### Extracted information
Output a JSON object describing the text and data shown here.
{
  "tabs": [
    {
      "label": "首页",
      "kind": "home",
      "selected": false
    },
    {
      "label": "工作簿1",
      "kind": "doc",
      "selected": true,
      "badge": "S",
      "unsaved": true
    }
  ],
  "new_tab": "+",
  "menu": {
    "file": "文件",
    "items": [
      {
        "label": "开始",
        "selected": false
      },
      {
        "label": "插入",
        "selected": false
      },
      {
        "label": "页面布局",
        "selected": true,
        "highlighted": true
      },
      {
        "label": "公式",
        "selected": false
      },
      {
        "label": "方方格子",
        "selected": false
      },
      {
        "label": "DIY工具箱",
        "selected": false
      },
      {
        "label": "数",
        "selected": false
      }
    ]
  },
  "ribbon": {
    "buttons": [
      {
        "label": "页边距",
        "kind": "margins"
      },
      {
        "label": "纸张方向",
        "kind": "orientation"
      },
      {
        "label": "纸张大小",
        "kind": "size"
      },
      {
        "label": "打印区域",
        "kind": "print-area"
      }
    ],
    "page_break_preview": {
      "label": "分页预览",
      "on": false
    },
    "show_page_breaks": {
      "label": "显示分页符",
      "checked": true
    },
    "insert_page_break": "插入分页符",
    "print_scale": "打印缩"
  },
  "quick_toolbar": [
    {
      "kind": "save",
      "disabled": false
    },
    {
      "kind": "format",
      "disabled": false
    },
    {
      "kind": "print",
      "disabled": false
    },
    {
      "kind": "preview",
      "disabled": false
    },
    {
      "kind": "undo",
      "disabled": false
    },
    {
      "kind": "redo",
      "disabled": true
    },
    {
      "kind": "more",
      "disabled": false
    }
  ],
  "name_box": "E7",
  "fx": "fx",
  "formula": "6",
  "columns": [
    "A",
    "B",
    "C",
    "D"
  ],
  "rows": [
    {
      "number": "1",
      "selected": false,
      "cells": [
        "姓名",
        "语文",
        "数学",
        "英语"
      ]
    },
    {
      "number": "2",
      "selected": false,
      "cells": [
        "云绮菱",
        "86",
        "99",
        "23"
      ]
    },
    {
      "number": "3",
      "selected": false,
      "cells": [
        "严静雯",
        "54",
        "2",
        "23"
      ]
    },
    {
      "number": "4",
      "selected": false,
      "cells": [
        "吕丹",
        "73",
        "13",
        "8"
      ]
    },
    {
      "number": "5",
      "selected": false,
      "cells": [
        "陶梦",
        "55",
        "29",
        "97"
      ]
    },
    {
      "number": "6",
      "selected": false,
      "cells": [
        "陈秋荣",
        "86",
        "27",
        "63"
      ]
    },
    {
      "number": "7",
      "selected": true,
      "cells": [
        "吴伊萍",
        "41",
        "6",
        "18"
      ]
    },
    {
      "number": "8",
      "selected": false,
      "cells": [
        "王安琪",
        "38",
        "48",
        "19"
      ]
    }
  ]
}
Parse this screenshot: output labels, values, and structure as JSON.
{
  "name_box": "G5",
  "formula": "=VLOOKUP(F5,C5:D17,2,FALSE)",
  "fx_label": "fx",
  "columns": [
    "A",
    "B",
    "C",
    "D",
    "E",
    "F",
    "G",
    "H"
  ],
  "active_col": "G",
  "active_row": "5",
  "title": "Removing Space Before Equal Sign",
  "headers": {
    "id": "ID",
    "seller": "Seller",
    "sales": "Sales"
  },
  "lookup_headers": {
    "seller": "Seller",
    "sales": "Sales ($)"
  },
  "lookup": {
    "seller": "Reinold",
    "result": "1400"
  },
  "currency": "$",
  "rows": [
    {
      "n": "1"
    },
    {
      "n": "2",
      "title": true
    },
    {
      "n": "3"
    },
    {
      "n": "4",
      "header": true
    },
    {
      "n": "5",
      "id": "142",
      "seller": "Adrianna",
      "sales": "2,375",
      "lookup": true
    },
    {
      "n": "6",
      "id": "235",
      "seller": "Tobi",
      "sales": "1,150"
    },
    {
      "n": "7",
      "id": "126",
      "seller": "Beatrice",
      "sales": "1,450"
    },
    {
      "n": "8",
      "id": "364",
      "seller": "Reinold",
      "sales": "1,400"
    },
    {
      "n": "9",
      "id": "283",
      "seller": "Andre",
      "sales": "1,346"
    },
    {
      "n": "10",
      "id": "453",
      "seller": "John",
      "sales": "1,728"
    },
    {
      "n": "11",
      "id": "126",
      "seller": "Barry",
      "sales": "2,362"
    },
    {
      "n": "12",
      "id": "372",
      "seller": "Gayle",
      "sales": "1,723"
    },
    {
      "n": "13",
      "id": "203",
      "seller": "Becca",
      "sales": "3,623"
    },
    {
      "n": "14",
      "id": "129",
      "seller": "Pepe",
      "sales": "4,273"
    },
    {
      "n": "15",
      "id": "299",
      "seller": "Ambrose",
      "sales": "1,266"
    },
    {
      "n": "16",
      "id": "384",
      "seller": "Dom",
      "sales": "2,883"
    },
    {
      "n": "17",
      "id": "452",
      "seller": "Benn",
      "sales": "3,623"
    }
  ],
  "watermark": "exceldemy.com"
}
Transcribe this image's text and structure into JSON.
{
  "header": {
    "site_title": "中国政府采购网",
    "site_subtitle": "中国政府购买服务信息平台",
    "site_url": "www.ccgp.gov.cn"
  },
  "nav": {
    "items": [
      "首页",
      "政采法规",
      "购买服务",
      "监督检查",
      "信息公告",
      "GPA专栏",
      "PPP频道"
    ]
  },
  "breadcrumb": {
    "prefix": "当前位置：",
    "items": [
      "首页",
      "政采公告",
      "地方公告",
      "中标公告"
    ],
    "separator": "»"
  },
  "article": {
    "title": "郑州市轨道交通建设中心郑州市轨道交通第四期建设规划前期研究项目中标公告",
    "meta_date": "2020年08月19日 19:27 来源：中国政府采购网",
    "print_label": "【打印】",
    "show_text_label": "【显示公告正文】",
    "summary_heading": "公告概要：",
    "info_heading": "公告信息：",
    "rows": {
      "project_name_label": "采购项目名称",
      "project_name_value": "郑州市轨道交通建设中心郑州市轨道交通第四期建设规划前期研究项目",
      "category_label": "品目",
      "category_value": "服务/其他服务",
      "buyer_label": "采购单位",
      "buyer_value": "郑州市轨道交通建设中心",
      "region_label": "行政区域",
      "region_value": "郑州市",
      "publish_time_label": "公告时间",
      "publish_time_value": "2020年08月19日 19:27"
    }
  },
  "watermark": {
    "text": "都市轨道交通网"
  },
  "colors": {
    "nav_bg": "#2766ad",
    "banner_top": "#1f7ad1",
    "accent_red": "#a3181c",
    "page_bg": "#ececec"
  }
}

### Directive
Write out the records above again, keeping each one identical to the original.

### Reply
Output a JSON object describing the text and data shown here.
{
  "tabs": [
    {
      "label": "首页",
      "kind": "home",
      "selected": false
    },
    {
      "label": "工作簿1",
      "kind": "doc",
      "selected": true,
      "badge": "S",
      "unsaved": true
    }
  ],
  "new_tab": "+",
  "menu": {
    "file": "文件",
    "items": [
      {
        "label": "开始",
        "selected": false
      },
      {
        "label": "插入",
        "selected": false
      },
      {
        "label": "页面布局",
        "selected": true,
        "highlighted": true
      },
      {
        "label": "公式",
        "selected": false
      },
      {
        "label": "方方格子",
        "selected": false
      },
      {
        "label": "DIY工具箱",
        "selected": false
      },
      {
        "label": "数",
        "selected": false
      }
    ]
  },
  "ribbon": {
    "buttons": [
      {
        "label": "页边距",
        "kind": "margins"
      },
      {
        "label": "纸张方向",
        "kind": "orientation"
      },
      {
        "label": "纸张大小",
        "kind": "size"
      },
      {
        "label": "打印区域",
        "kind": "print-area"
      }
    ],
    "page_break_preview": {
      "label": "分页预览",
      "on": false
    },
    "show_page_breaks": {
      "label": "显示分页符",
      "checked": true
    },
    "insert_page_break": "插入分页符",
    "print_scale": "打印缩"
  },
  "quick_toolbar": [
    {
      "kind": "save",
      "disabled": false
    },
    {
      "kind": "format",
      "disabled": false
    },
    {
      "kind": "print",
      "disabled": false
    },
    {
      "kind": "preview",
      "disabled": false
    },
    {
      "kind": "undo",
      "disabled": false
    },
    {
      "kind": "redo",
      "disabled": true
    },
    {
      "kind": "more",
      "disabled": false
    }
  ],
  "name_box": "E7",
  "fx": "fx",
  "formula": "6",
  "columns": [
    "A",
    "B",
    "C",
    "D"
  ],
  "rows": [
    {
      "number": "1",
      "selected": false,
      "cells": [
        "姓名",
        "语文",
        "数学",
        "英语"
      ]
    },
    {
      "number": "2",
      "selected": false,
      "cells": [
        "云绮菱",
        "86",
        "99",
        "23"
      ]
    },
    {
      "number": "3",
      "selected": false,
      "cells": [
        "严静雯",
        "54",
        "2",
        "23"
      ]
    },
    {
      "number": "4",
      "selected": false,
      "cells": [
        "吕丹",
        "73",
        "13",
        "8"
      ]
    },
    {
      "number": "5",
      "selected": false,
      "cells": [
        "陶梦",
        "55",
        "29",
        "97"
      ]
    },
    {
      "number": "6",
      "selected": false,
      "cells": [
        "陈秋荣",
        "86",
        "27",
        "63"
      ]
    },
    {
      "number": "7",
      "selected": true,
      "cells": [
        "吴伊萍",
        "41",
        "6",
        "18"
      ]
    },
    {
      "number": "8",
      "selected": false,
      "cells": [
        "王安琪",
        "38",
        "48",
        "19"
      ]
    }
  ]
}
Parse this screenshot: output labels, values, and structure as JSON.
{
  "name_box": "G5",
  "formula": "=VLOOKUP(F5,C5:D17,2,FALSE)",
  "fx_label": "fx",
  "columns": [
    "A",
    "B",
    "C",
    "D",
    "E",
    "F",
    "G",
    "H"
  ],
  "active_col": "G",
  "active_row": "5",
  "title": "Removing Space Before Equal Sign",
  "headers": {
    "id": "ID",
    "seller": "Seller",
    "sales": "Sales"
  },
  "lookup_headers": {
    "seller": "Seller",
    "sales": "Sales ($)"
  },
  "lookup": {
    "seller": "Reinold",
    "result": "1400"
  },
  "currency": "$",
  "rows": [
    {
      "n": "1"
    },
    {
      "n": "2",
      "title": true
    },
    {
      "n": "3"
    },
    {
      "n": "4",
      "header": true
    },
    {
      "n": "5",
      "id": "142",
      "seller": "Adrianna",
      "sales": "2,375",
      "lookup": true
    },
    {
      "n": "6",
      "id": "235",
      "seller": "Tobi",
      "sales": "1,150"
    },
    {
      "n": "7",
      "id": "126",
      "seller": "Beatrice",
      "sales": "1,450"
    },
    {
      "n": "8",
      "id": "364",
      "seller": "Reinold",
      "sales": "1,400"
    },
    {
      "n": "9",
      "id": "283",
      "seller": "Andre",
      "sales": "1,346"
    },
    {
      "n": "10",
      "id": "453",
      "seller": "John",
      "sales": "1,728"
    },
    {
      "n": "11",
      "id": "126",
      "seller": "Barry",
      "sales": "2,362"
    },
    {
      "n": "12",
      "id": "372",
      "seller": "Gayle",
      "sales": "1,723"
    },
    {
      "n": "13",
      "id": "203",
      "seller": "Becca",
      "sales": "3,623"
    },
    {
      "n": "14",
      "id": "129",
      "seller": "Pepe",
      "sales": "4,273"
    },
    {
      "n": "15",
      "id": "299",
      "seller": "Ambrose",
      "sales": "1,266"
    },
    {
      "n": "16",
      "id": "384",
      "seller": "Dom",
      "sales": "2,883"
    },
    {
      "n": "17",
      "id": "452",
      "seller": "Benn",
      "sales": "3,623"
    }
  ],
  "watermark": "exceldemy.com"
}
Transcribe this image's text and structure into JSON.
{
  "header": {
    "site_title": "中国政府采购网",
    "site_subtitle": "中国政府购买服务信息平台",
    "site_url": "www.ccgp.gov.cn"
  },
  "nav": {
    "items": [
      "首页",
      "政采法规",
      "购买服务",
      "监督检查",
      "信息公告",
      "GPA专栏",
      "PPP频道"
    ]
  },
  "breadcrumb": {
    "prefix": "当前位置：",
    "items": [
      "首页",
      "政采公告",
      "地方公告",
      "中标公告"
    ],
    "separator": "»"
  },
  "article": {
    "title": "郑州市轨道交通建设中心郑州市轨道交通第四期建设规划前期研究项目中标公告",
    "meta_date": "2020年08月19日 19:27 来源：中国政府采购网",
    "print_label": "【打印】",
    "show_text_label": "【显示公告正文】",
    "summary_heading": "公告概要：",
    "info_heading": "公告信息：",
    "rows": {
      "project_name_label": "采购项目名称",
      "project_name_value": "郑州市轨道交通建设中心郑州市轨道交通第四期建设规划前期研究项目",
      "category_label": "品目",
      "category_value": "服务/其他服务",
      "buyer_label": "采购单位",
      "buyer_value": "郑州市轨道交通建设中心",
      "region_label": "行政区域",
      "region_value": "郑州市",
      "publish_time_label": "公告时间",
      "publish_time_value": "2020年08月19日 19:27"
    }
  },
  "watermark": {
    "text": "都市轨道交通网"
  },
  "colors": {
    "nav_bg": "#2766ad",
    "banner_top": "#1f7ad1",
    "accent_red": "#a3181c",
    "page_bg": "#ececec"
  }
}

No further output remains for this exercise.